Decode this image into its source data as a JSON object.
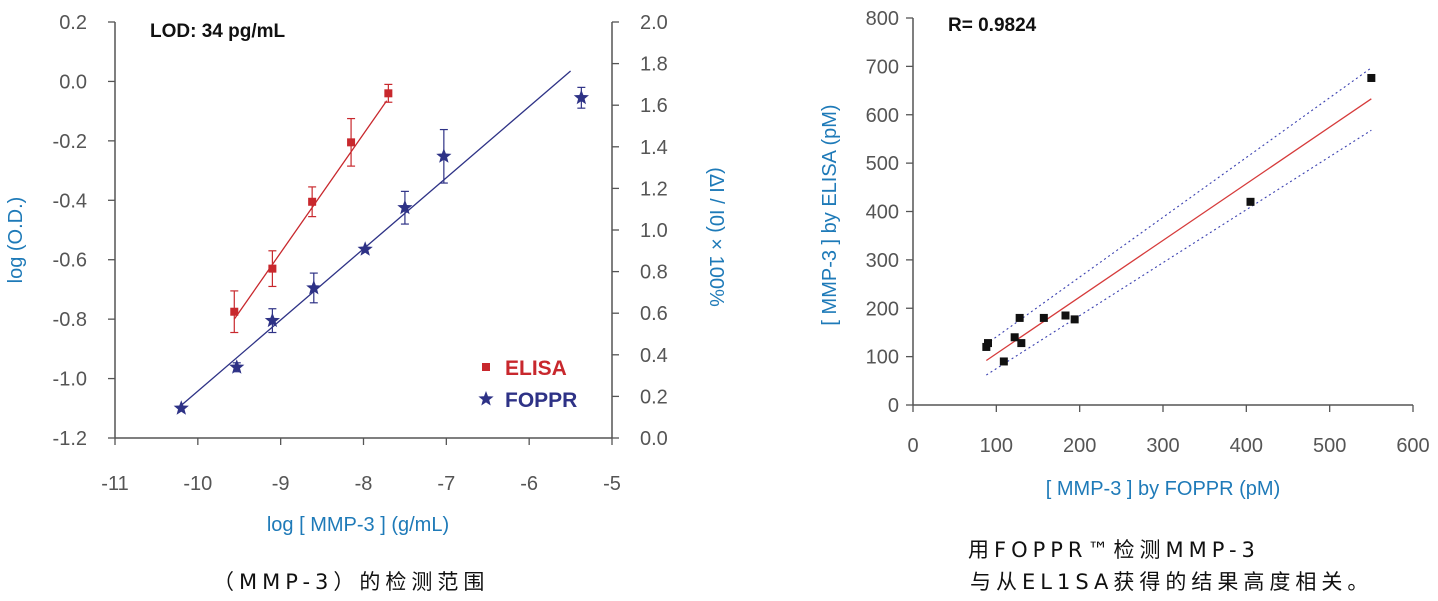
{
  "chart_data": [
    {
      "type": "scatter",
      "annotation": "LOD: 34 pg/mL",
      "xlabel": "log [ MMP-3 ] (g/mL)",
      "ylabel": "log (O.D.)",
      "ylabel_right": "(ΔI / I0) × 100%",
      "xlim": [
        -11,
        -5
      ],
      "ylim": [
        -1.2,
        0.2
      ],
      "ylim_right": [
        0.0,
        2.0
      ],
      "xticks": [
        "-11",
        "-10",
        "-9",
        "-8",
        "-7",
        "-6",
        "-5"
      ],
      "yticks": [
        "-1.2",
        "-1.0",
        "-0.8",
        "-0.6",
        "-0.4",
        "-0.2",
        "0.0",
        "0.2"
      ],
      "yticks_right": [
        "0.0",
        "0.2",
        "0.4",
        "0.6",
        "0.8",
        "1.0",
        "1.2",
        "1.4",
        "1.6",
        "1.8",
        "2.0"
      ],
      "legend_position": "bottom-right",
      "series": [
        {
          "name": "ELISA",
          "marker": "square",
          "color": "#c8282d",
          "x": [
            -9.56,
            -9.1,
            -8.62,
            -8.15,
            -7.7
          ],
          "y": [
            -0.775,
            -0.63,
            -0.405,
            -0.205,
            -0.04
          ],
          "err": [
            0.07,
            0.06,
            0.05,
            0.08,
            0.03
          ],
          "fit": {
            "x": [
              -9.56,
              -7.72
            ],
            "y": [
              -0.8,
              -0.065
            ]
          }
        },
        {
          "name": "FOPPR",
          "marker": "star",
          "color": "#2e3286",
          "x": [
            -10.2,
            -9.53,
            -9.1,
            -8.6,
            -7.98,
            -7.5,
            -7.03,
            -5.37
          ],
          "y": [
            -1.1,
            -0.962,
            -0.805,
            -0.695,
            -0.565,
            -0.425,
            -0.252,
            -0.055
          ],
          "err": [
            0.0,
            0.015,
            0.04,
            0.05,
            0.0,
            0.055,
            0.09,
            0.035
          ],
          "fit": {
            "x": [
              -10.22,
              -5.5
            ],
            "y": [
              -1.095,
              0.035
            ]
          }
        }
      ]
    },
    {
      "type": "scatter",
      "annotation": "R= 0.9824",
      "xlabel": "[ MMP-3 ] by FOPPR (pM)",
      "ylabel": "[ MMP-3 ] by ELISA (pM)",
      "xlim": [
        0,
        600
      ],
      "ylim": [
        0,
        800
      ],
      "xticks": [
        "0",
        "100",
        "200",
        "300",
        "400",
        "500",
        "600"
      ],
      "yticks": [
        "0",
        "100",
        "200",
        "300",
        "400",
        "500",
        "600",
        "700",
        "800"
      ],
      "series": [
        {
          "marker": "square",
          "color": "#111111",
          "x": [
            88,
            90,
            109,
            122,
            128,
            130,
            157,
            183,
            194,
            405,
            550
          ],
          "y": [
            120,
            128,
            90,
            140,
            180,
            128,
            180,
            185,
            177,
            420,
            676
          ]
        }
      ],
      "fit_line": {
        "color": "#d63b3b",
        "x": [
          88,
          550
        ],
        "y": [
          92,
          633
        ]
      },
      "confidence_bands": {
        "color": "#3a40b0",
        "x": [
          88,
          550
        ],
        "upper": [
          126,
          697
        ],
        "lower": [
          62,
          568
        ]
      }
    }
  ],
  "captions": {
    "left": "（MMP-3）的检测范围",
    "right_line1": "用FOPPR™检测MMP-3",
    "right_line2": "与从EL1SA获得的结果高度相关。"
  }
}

────────

**Your task**
Print out every entry above without changing a word, and leave out the pictures.

**Task result**
Decode this image into its source data as a JSON object.
{
  "chart_data": [
    {
      "type": "scatter",
      "annotation": "LOD: 34 pg/mL",
      "xlabel": "log [ MMP-3 ] (g/mL)",
      "ylabel": "log (O.D.)",
      "ylabel_right": "(ΔI / I0) × 100%",
      "xlim": [
        -11,
        -5
      ],
      "ylim": [
        -1.2,
        0.2
      ],
      "ylim_right": [
        0.0,
        2.0
      ],
      "xticks": [
        "-11",
        "-10",
        "-9",
        "-8",
        "-7",
        "-6",
        "-5"
      ],
      "yticks": [
        "-1.2",
        "-1.0",
        "-0.8",
        "-0.6",
        "-0.4",
        "-0.2",
        "0.0",
        "0.2"
      ],
      "yticks_right": [
        "0.0",
        "0.2",
        "0.4",
        "0.6",
        "0.8",
        "1.0",
        "1.2",
        "1.4",
        "1.6",
        "1.8",
        "2.0"
      ],
      "legend_position": "bottom-right",
      "series": [
        {
          "name": "ELISA",
          "marker": "square",
          "color": "#c8282d",
          "x": [
            -9.56,
            -9.1,
            -8.62,
            -8.15,
            -7.7
          ],
          "y": [
            -0.775,
            -0.63,
            -0.405,
            -0.205,
            -0.04
          ],
          "err": [
            0.07,
            0.06,
            0.05,
            0.08,
            0.03
          ],
          "fit": {
            "x": [
              -9.56,
              -7.72
            ],
            "y": [
              -0.8,
              -0.065
            ]
          }
        },
        {
          "name": "FOPPR",
          "marker": "star",
          "color": "#2e3286",
          "x": [
            -10.2,
            -9.53,
            -9.1,
            -8.6,
            -7.98,
            -7.5,
            -7.03,
            -5.37
          ],
          "y": [
            -1.1,
            -0.962,
            -0.805,
            -0.695,
            -0.565,
            -0.425,
            -0.252,
            -0.055
          ],
          "err": [
            0.0,
            0.015,
            0.04,
            0.05,
            0.0,
            0.055,
            0.09,
            0.035
          ],
          "fit": {
            "x": [
              -10.22,
              -5.5
            ],
            "y": [
              -1.095,
              0.035
            ]
          }
        }
      ]
    },
    {
      "type": "scatter",
      "annotation": "R= 0.9824",
      "xlabel": "[ MMP-3 ] by FOPPR (pM)",
      "ylabel": "[ MMP-3 ] by ELISA (pM)",
      "xlim": [
        0,
        600
      ],
      "ylim": [
        0,
        800
      ],
      "xticks": [
        "0",
        "100",
        "200",
        "300",
        "400",
        "500",
        "600"
      ],
      "yticks": [
        "0",
        "100",
        "200",
        "300",
        "400",
        "500",
        "600",
        "700",
        "800"
      ],
      "series": [
        {
          "marker": "square",
          "color": "#111111",
          "x": [
            88,
            90,
            109,
            122,
            128,
            130,
            157,
            183,
            194,
            405,
            550
          ],
          "y": [
            120,
            128,
            90,
            140,
            180,
            128,
            180,
            185,
            177,
            420,
            676
          ]
        }
      ],
      "fit_line": {
        "color": "#d63b3b",
        "x": [
          88,
          550
        ],
        "y": [
          92,
          633
        ]
      },
      "confidence_bands": {
        "color": "#3a40b0",
        "x": [
          88,
          550
        ],
        "upper": [
          126,
          697
        ],
        "lower": [
          62,
          568
        ]
      }
    }
  ],
  "captions": {
    "left": "（MMP-3）的检测范围",
    "right_line1": "用FOPPR™检测MMP-3",
    "right_line2": "与从EL1SA获得的结果高度相关。"
  }
}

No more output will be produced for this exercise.